| What you have to do |
Reproduce the entries word for word, and omit any picture you find in them.

| Exercise materials |
────────────────────
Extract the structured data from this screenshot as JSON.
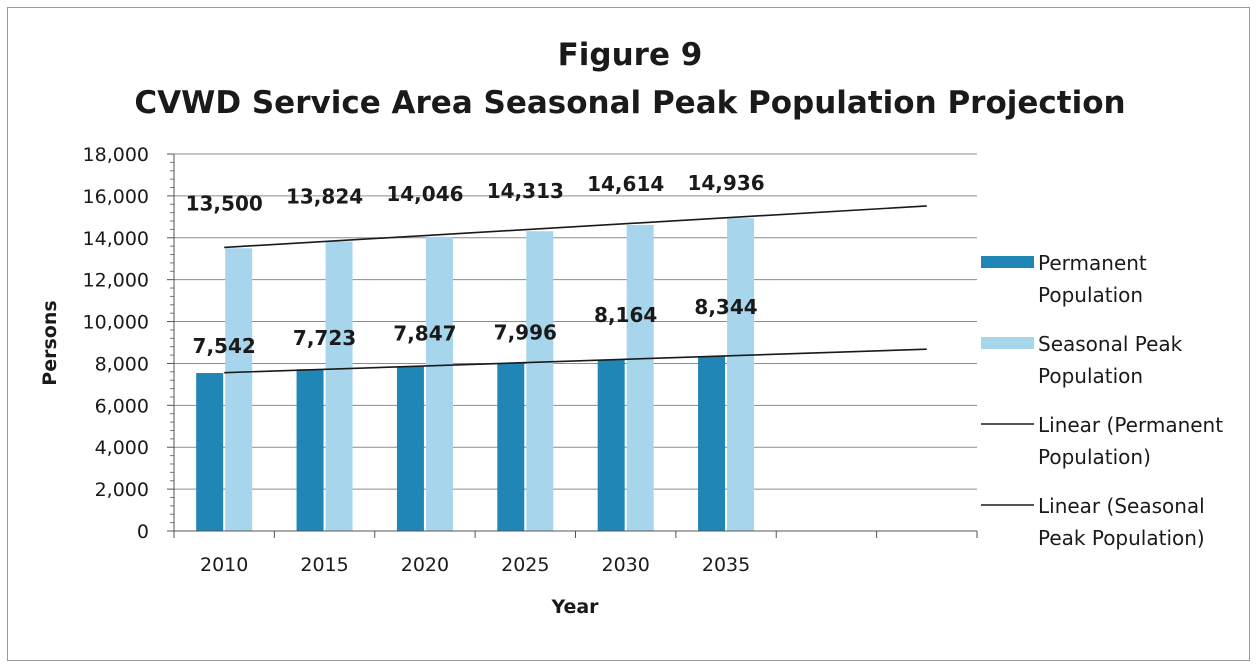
{
  "colors": {
    "permanent": "#1f86b6",
    "seasonal": "#a7d6ec",
    "trendline": "#1a1a1a",
    "gridline": "#8c8c8c"
  },
  "chart_data": {
    "type": "bar",
    "title": "Figure 9",
    "subtitle": "CVWD Service Area Seasonal Peak Population Projection",
    "xlabel": "Year",
    "ylabel": "Persons",
    "categories": [
      "2010",
      "2015",
      "2020",
      "2025",
      "2030",
      "2035"
    ],
    "x_slots": 8,
    "ylim": [
      0,
      18000
    ],
    "yticks": [
      0,
      2000,
      4000,
      6000,
      8000,
      10000,
      12000,
      14000,
      16000,
      18000
    ],
    "ytick_labels": [
      "0",
      "2,000",
      "4,000",
      "6,000",
      "8,000",
      "10,000",
      "12,000",
      "14,000",
      "16,000",
      "18,000"
    ],
    "grid": true,
    "legend_position": "right",
    "series": [
      {
        "name": "Permanent Population",
        "legend_lines": [
          "Permanent",
          "Population"
        ],
        "values": [
          7542,
          7723,
          7847,
          7996,
          8164,
          8344
        ],
        "labels": [
          "7,542",
          "7,723",
          "7,847",
          "7,996",
          "8,164",
          "8,344"
        ]
      },
      {
        "name": "Seasonal Peak Population",
        "legend_lines": [
          "Seasonal Peak",
          "Population"
        ],
        "values": [
          13500,
          13824,
          14046,
          14313,
          14614,
          14936
        ],
        "labels": [
          "13,500",
          "13,824",
          "14,046",
          "14,313",
          "14,614",
          "14,936"
        ]
      }
    ],
    "trendlines": [
      {
        "name": "Linear (Permanent Population)",
        "legend_lines": [
          "Linear (Permanent",
          "Population)"
        ],
        "series_index": 0,
        "y_start": 7560,
        "y_end": 8680
      },
      {
        "name": "Linear (Seasonal Peak Population)",
        "legend_lines": [
          "Linear (Seasonal",
          "Peak Population)"
        ],
        "series_index": 1,
        "y_start": 13540,
        "y_end": 15520
      }
    ]
  }
}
────────────────────
| Full response |
Extract the structured data from this screenshot as JSON.
{
  "colors": {
    "permanent": "#1f86b6",
    "seasonal": "#a7d6ec",
    "trendline": "#1a1a1a",
    "gridline": "#8c8c8c"
  },
  "chart_data": {
    "type": "bar",
    "title": "Figure 9",
    "subtitle": "CVWD Service Area Seasonal Peak Population Projection",
    "xlabel": "Year",
    "ylabel": "Persons",
    "categories": [
      "2010",
      "2015",
      "2020",
      "2025",
      "2030",
      "2035"
    ],
    "x_slots": 8,
    "ylim": [
      0,
      18000
    ],
    "yticks": [
      0,
      2000,
      4000,
      6000,
      8000,
      10000,
      12000,
      14000,
      16000,
      18000
    ],
    "ytick_labels": [
      "0",
      "2,000",
      "4,000",
      "6,000",
      "8,000",
      "10,000",
      "12,000",
      "14,000",
      "16,000",
      "18,000"
    ],
    "grid": true,
    "legend_position": "right",
    "series": [
      {
        "name": "Permanent Population",
        "legend_lines": [
          "Permanent",
          "Population"
        ],
        "values": [
          7542,
          7723,
          7847,
          7996,
          8164,
          8344
        ],
        "labels": [
          "7,542",
          "7,723",
          "7,847",
          "7,996",
          "8,164",
          "8,344"
        ]
      },
      {
        "name": "Seasonal Peak Population",
        "legend_lines": [
          "Seasonal Peak",
          "Population"
        ],
        "values": [
          13500,
          13824,
          14046,
          14313,
          14614,
          14936
        ],
        "labels": [
          "13,500",
          "13,824",
          "14,046",
          "14,313",
          "14,614",
          "14,936"
        ]
      }
    ],
    "trendlines": [
      {
        "name": "Linear (Permanent Population)",
        "legend_lines": [
          "Linear (Permanent",
          "Population)"
        ],
        "series_index": 0,
        "y_start": 7560,
        "y_end": 8680
      },
      {
        "name": "Linear (Seasonal Peak Population)",
        "legend_lines": [
          "Linear (Seasonal",
          "Peak Population)"
        ],
        "series_index": 1,
        "y_start": 13540,
        "y_end": 15520
      }
    ]
  }
}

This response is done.